Extracted data entries
● ● ● ●

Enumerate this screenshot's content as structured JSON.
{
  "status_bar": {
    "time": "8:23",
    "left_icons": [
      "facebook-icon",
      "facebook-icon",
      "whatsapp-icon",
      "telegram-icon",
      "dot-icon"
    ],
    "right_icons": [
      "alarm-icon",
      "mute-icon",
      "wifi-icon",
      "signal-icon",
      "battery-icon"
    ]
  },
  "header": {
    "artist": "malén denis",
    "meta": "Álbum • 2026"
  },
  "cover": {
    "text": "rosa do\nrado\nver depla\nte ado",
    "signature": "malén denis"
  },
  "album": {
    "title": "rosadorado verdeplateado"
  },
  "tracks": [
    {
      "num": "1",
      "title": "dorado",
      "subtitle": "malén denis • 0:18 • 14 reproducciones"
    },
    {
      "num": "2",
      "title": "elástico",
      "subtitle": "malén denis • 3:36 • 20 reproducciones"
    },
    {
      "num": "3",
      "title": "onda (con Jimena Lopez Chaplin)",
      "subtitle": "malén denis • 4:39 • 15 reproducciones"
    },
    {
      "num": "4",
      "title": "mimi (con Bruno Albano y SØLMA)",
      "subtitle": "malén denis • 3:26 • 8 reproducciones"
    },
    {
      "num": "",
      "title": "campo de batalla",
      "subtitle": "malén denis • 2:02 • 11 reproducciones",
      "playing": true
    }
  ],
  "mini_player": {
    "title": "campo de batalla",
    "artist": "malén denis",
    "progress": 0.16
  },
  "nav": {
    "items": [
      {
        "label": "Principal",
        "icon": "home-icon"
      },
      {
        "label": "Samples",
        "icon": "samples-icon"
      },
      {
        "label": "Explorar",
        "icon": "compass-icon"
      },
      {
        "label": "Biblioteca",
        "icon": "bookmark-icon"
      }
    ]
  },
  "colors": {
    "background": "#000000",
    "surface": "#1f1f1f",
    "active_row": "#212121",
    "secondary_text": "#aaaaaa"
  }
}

● ● ● ●

In the entries above, identify each line that includes the string "campo", then copy it.

      "title": "campo de batalla",
    "title": "campo de batalla",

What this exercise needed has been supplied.